** Short exercise **
Can you print every record below exactly as written?

### Input ###

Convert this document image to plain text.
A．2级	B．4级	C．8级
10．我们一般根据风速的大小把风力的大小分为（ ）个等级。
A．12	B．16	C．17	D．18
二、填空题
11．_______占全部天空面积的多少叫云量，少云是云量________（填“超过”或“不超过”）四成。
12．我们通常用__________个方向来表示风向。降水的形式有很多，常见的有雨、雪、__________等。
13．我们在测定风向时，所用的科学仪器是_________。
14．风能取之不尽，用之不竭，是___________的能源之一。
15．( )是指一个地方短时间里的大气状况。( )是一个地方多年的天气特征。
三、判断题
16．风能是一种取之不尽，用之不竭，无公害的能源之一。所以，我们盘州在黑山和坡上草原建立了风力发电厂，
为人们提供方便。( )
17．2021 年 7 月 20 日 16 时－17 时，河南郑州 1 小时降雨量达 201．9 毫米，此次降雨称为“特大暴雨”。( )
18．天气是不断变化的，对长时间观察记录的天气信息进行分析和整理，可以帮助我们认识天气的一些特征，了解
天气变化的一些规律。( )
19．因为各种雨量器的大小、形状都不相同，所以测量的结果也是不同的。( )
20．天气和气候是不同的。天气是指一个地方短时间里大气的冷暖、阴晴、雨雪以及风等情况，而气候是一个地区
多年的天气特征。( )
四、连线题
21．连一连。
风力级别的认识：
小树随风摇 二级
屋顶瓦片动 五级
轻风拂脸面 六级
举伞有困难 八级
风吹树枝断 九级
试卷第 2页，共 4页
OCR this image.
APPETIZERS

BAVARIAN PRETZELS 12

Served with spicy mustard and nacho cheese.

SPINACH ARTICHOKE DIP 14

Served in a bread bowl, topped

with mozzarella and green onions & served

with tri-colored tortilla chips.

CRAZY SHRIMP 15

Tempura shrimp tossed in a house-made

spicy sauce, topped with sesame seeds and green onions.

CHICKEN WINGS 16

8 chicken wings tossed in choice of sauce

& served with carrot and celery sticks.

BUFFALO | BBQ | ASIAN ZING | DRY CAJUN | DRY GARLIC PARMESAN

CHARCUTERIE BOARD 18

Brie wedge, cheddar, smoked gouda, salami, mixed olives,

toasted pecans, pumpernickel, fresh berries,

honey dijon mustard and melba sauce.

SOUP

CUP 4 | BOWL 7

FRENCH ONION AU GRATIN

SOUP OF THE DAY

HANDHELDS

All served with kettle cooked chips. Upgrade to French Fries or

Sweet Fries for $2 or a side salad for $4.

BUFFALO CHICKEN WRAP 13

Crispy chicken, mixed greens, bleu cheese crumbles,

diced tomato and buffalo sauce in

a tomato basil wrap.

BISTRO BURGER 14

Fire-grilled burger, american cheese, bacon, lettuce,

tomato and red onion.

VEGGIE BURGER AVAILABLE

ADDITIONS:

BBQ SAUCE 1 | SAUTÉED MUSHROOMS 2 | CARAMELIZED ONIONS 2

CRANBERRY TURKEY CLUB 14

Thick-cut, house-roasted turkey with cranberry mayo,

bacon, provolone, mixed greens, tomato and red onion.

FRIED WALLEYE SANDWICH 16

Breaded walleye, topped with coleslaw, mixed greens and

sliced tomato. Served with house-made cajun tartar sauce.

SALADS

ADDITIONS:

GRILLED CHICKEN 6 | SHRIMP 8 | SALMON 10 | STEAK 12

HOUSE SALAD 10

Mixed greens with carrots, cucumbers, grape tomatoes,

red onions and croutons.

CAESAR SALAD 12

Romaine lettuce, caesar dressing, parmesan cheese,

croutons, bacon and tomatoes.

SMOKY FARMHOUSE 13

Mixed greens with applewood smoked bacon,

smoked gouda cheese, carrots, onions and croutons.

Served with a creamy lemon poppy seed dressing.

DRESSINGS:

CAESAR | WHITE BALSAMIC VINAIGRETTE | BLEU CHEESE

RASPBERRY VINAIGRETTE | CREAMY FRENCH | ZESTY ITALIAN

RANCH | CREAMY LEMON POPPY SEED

###

** Answer to this task **
Convert this document image to plain text.
A．2级	B．4级	C．8级
10．我们一般根据风速的大小把风力的大小分为（ ）个等级。
A．12	B．16	C．17	D．18
二、填空题
11．_______占全部天空面积的多少叫云量，少云是云量________（填“超过”或“不超过”）四成。
12．我们通常用__________个方向来表示风向。降水的形式有很多，常见的有雨、雪、__________等。
13．我们在测定风向时，所用的科学仪器是_________。
14．风能取之不尽，用之不竭，是___________的能源之一。
15．( )是指一个地方短时间里的大气状况。( )是一个地方多年的天气特征。
三、判断题
16．风能是一种取之不尽，用之不竭，无公害的能源之一。所以，我们盘州在黑山和坡上草原建立了风力发电厂，
为人们提供方便。( )
17．2021 年 7 月 20 日 16 时－17 时，河南郑州 1 小时降雨量达 201．9 毫米，此次降雨称为“特大暴雨”。( )
18．天气是不断变化的，对长时间观察记录的天气信息进行分析和整理，可以帮助我们认识天气的一些特征，了解
天气变化的一些规律。( )
19．因为各种雨量器的大小、形状都不相同，所以测量的结果也是不同的。( )
20．天气和气候是不同的。天气是指一个地方短时间里大气的冷暖、阴晴、雨雪以及风等情况，而气候是一个地区
多年的天气特征。( )
四、连线题
21．连一连。
风力级别的认识：
小树随风摇 二级
屋顶瓦片动 五级
轻风拂脸面 六级
举伞有困难 八级
风吹树枝断 九级
试卷第 2页，共 4页
OCR this image.
APPETIZERS

BAVARIAN PRETZELS 12

Served with spicy mustard and nacho cheese.

SPINACH ARTICHOKE DIP 14

Served in a bread bowl, topped

with mozzarella and green onions & served

with tri-colored tortilla chips.

CRAZY SHRIMP 15

Tempura shrimp tossed in a house-made

spicy sauce, topped with sesame seeds and green onions.

CHICKEN WINGS 16

8 chicken wings tossed in choice of sauce

& served with carrot and celery sticks.

BUFFALO | BBQ | ASIAN ZING | DRY CAJUN | DRY GARLIC PARMESAN

CHARCUTERIE BOARD 18

Brie wedge, cheddar, smoked gouda, salami, mixed olives,

toasted pecans, pumpernickel, fresh berries,

honey dijon mustard and melba sauce.

SOUP

CUP 4 | BOWL 7

FRENCH ONION AU GRATIN

SOUP OF THE DAY

HANDHELDS

All served with kettle cooked chips. Upgrade to French Fries or

Sweet Fries for $2 or a side salad for $4.

BUFFALO CHICKEN WRAP 13

Crispy chicken, mixed greens, bleu cheese crumbles,

diced tomato and buffalo sauce in

a tomato basil wrap.

BISTRO BURGER 14

Fire-grilled burger, american cheese, bacon, lettuce,

tomato and red onion.

VEGGIE BURGER AVAILABLE

ADDITIONS:

BBQ SAUCE 1 | SAUTÉED MUSHROOMS 2 | CARAMELIZED ONIONS 2

CRANBERRY TURKEY CLUB 14

Thick-cut, house-roasted turkey with cranberry mayo,

bacon, provolone, mixed greens, tomato and red onion.

FRIED WALLEYE SANDWICH 16

Breaded walleye, topped with coleslaw, mixed greens and

sliced tomato. Served with house-made cajun tartar sauce.

SALADS

ADDITIONS:

GRILLED CHICKEN 6 | SHRIMP 8 | SALMON 10 | STEAK 12

HOUSE SALAD 10

Mixed greens with carrots, cucumbers, grape tomatoes,

red onions and croutons.

CAESAR SALAD 12

Romaine lettuce, caesar dressing, parmesan cheese,

croutons, bacon and tomatoes.

SMOKY FARMHOUSE 13

Mixed greens with applewood smoked bacon,

smoked gouda cheese, carrots, onions and croutons.

Served with a creamy lemon poppy seed dressing.

DRESSINGS:

CAESAR | WHITE BALSAMIC VINAIGRETTE | BLEU CHEESE

RASPBERRY VINAIGRETTE | CREAMY FRENCH | ZESTY ITALIAN

RANCH | CREAMY LEMON POPPY SEED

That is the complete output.